◆ Exercise prompt
Check each line of the material below for "Trofarello", then copy the ones that contain it.

◆ Task input
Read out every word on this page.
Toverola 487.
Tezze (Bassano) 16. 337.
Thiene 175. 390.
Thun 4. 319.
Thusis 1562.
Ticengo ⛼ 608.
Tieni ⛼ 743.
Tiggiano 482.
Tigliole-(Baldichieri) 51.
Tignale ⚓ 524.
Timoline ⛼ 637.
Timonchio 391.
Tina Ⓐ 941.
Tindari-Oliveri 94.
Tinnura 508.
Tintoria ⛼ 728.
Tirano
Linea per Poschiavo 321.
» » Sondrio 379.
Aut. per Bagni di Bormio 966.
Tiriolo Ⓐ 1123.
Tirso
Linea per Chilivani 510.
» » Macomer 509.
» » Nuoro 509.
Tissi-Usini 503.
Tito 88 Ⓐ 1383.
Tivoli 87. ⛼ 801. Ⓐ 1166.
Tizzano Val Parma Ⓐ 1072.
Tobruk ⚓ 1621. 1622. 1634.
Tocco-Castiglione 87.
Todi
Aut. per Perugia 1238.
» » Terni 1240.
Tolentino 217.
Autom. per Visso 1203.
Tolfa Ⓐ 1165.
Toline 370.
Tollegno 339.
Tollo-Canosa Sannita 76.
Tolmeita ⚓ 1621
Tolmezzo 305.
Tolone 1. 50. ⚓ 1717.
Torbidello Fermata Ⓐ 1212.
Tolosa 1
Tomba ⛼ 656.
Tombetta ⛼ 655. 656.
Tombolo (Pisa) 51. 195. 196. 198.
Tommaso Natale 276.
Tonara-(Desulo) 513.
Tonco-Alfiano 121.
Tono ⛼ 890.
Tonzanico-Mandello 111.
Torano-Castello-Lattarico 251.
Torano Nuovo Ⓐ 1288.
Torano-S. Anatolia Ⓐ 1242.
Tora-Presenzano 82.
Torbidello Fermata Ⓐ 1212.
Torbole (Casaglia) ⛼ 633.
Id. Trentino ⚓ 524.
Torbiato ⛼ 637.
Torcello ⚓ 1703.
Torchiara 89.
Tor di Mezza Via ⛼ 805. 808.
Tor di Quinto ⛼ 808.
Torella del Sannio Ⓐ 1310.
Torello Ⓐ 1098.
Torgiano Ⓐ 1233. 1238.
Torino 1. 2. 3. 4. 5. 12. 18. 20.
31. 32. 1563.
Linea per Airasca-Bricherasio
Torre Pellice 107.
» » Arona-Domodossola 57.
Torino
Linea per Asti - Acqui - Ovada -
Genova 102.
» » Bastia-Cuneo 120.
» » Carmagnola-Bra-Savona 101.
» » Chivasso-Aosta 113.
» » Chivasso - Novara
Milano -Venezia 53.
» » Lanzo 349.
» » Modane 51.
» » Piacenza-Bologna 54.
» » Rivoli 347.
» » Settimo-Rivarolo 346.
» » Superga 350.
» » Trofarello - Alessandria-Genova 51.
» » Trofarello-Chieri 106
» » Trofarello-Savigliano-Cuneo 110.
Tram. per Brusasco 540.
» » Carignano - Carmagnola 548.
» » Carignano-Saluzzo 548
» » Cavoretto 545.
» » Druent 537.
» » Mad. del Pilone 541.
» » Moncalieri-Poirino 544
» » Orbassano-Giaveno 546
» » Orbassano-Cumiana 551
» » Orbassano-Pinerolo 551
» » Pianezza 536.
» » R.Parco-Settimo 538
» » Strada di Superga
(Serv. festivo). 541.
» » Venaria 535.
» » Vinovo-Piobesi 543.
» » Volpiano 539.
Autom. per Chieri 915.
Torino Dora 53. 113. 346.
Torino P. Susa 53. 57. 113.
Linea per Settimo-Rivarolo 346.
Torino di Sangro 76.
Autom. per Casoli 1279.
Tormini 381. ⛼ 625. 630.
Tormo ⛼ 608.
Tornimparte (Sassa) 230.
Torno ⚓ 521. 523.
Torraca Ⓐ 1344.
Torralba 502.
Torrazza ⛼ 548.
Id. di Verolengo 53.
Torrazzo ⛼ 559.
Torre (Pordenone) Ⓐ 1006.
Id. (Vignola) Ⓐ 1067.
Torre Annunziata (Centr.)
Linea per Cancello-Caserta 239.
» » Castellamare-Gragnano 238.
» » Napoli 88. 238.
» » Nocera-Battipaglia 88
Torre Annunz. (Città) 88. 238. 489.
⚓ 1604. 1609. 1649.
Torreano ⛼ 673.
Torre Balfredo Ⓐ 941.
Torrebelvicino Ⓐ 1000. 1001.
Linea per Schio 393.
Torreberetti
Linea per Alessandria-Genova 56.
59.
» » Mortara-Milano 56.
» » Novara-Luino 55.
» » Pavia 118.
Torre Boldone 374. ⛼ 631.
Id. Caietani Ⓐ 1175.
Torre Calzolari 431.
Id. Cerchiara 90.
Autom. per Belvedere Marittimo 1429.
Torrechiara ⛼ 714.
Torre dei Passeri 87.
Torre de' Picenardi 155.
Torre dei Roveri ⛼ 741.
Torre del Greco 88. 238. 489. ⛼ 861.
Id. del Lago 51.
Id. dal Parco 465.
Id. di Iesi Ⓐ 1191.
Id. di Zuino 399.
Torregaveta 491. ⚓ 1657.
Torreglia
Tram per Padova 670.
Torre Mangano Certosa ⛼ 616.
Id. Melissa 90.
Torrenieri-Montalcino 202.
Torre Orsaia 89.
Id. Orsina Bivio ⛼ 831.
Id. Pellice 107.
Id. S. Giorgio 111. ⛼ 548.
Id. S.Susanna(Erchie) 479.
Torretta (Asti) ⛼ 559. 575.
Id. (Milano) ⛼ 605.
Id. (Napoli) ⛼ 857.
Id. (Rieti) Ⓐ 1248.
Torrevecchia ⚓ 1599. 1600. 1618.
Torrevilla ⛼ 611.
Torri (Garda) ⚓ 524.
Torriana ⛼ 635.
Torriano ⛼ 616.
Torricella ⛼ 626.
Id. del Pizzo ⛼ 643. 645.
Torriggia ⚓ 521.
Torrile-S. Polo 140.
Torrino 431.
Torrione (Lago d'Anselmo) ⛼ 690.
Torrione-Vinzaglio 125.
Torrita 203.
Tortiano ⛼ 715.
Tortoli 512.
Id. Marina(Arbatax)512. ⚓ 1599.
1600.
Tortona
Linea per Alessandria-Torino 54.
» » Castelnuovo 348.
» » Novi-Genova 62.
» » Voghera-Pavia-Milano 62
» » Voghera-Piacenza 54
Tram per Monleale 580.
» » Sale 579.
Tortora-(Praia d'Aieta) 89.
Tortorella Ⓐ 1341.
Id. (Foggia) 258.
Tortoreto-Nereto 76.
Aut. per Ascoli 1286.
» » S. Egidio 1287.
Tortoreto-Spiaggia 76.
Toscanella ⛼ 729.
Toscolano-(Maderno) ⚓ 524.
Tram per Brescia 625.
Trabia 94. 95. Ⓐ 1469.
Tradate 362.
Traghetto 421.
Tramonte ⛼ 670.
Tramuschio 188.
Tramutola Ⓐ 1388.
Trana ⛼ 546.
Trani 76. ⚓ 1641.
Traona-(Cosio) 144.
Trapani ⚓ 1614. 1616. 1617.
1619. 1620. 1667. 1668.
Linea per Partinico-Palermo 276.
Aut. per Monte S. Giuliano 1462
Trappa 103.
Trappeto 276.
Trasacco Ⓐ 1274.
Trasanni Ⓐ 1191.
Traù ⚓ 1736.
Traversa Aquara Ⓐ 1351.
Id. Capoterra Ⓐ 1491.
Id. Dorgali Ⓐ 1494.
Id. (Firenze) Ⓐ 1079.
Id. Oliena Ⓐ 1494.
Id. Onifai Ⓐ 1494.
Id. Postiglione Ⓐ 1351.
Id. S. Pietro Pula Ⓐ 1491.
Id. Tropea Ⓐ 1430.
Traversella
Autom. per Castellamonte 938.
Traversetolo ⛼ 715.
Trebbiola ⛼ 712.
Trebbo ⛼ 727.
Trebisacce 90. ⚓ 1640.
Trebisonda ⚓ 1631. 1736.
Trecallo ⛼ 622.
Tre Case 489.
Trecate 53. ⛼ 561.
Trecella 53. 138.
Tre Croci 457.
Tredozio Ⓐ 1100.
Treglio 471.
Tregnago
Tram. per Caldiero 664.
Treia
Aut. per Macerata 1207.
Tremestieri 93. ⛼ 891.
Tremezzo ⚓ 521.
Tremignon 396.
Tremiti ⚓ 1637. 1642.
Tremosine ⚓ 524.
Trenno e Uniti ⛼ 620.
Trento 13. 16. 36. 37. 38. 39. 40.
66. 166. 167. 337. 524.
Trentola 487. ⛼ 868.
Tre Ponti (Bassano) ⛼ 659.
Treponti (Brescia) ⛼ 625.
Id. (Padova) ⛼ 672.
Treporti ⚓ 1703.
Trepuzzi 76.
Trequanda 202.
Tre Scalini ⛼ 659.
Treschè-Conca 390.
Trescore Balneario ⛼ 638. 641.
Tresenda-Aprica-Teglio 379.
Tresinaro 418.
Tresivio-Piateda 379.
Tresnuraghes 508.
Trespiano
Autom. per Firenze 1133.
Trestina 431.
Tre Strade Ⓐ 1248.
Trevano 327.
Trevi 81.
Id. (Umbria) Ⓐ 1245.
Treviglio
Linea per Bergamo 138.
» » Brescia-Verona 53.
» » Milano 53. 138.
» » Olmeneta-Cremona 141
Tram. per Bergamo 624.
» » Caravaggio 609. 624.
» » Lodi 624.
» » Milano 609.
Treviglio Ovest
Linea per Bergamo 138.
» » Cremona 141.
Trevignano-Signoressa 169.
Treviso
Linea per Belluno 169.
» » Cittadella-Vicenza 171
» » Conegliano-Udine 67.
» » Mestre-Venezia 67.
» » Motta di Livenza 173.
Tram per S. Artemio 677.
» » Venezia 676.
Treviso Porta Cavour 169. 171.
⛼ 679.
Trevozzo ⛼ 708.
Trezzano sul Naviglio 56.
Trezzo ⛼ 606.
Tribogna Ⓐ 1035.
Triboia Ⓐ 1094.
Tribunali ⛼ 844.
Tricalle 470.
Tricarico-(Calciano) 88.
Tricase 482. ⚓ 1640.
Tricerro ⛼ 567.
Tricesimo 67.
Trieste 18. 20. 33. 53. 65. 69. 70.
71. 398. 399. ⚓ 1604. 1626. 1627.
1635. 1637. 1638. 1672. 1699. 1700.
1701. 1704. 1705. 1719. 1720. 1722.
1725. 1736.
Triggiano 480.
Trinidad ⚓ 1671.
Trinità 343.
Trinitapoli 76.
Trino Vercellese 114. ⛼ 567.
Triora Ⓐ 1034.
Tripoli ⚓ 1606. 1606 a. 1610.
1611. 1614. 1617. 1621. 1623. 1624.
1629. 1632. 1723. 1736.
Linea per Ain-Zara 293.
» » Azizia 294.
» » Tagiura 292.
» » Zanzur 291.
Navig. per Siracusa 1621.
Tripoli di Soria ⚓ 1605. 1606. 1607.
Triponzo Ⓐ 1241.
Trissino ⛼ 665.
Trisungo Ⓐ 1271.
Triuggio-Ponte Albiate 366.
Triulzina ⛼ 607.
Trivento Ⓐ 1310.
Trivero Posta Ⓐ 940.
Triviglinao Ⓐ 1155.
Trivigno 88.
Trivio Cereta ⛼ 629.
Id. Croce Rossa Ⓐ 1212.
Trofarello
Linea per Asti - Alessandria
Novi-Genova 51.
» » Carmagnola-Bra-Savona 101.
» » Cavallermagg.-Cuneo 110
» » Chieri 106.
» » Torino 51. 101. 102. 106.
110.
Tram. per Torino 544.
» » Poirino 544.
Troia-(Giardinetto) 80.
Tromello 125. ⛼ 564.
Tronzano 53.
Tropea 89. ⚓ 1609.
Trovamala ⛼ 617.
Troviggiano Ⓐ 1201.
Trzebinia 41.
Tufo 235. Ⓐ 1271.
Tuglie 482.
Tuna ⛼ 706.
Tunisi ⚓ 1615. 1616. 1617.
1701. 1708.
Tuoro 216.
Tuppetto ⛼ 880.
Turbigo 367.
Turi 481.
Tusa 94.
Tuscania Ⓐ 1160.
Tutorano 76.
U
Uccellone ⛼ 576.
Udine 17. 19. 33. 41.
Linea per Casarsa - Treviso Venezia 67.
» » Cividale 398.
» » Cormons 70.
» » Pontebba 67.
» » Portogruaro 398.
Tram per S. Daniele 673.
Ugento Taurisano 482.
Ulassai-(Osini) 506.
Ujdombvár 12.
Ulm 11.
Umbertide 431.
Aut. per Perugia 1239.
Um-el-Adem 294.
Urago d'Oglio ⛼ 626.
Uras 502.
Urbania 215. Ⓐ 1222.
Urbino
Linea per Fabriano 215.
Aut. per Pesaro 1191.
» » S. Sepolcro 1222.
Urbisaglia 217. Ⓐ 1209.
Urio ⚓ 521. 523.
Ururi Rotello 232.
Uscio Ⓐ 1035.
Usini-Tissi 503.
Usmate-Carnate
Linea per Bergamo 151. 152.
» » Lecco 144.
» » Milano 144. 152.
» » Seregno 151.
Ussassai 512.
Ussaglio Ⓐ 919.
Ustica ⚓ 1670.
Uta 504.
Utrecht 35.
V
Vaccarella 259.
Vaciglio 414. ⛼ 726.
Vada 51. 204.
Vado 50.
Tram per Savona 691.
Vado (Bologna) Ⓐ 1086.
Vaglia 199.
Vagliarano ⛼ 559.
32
* * *
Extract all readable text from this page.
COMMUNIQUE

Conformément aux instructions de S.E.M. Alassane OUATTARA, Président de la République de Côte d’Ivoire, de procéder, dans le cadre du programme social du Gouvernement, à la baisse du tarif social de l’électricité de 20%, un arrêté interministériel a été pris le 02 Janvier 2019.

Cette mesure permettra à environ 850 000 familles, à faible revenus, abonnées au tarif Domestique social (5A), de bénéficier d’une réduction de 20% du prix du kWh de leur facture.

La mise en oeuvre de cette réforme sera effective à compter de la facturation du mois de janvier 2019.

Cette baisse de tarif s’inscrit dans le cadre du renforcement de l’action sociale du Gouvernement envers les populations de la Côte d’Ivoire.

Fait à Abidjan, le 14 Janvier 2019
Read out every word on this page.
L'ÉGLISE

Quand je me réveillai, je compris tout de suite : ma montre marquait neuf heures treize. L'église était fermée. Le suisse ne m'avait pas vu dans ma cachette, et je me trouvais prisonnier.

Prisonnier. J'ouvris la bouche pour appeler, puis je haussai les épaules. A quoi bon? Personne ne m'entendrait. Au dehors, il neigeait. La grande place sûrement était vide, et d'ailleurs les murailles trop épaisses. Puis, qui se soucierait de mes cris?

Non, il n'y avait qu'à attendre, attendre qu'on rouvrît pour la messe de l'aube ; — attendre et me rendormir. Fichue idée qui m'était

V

◆ Response below
» » Trofarello - Alessandria-Genova 51.
» » Trofarello-Chieri 106
» » Trofarello-Savigliano-Cuneo 110.
Trofarello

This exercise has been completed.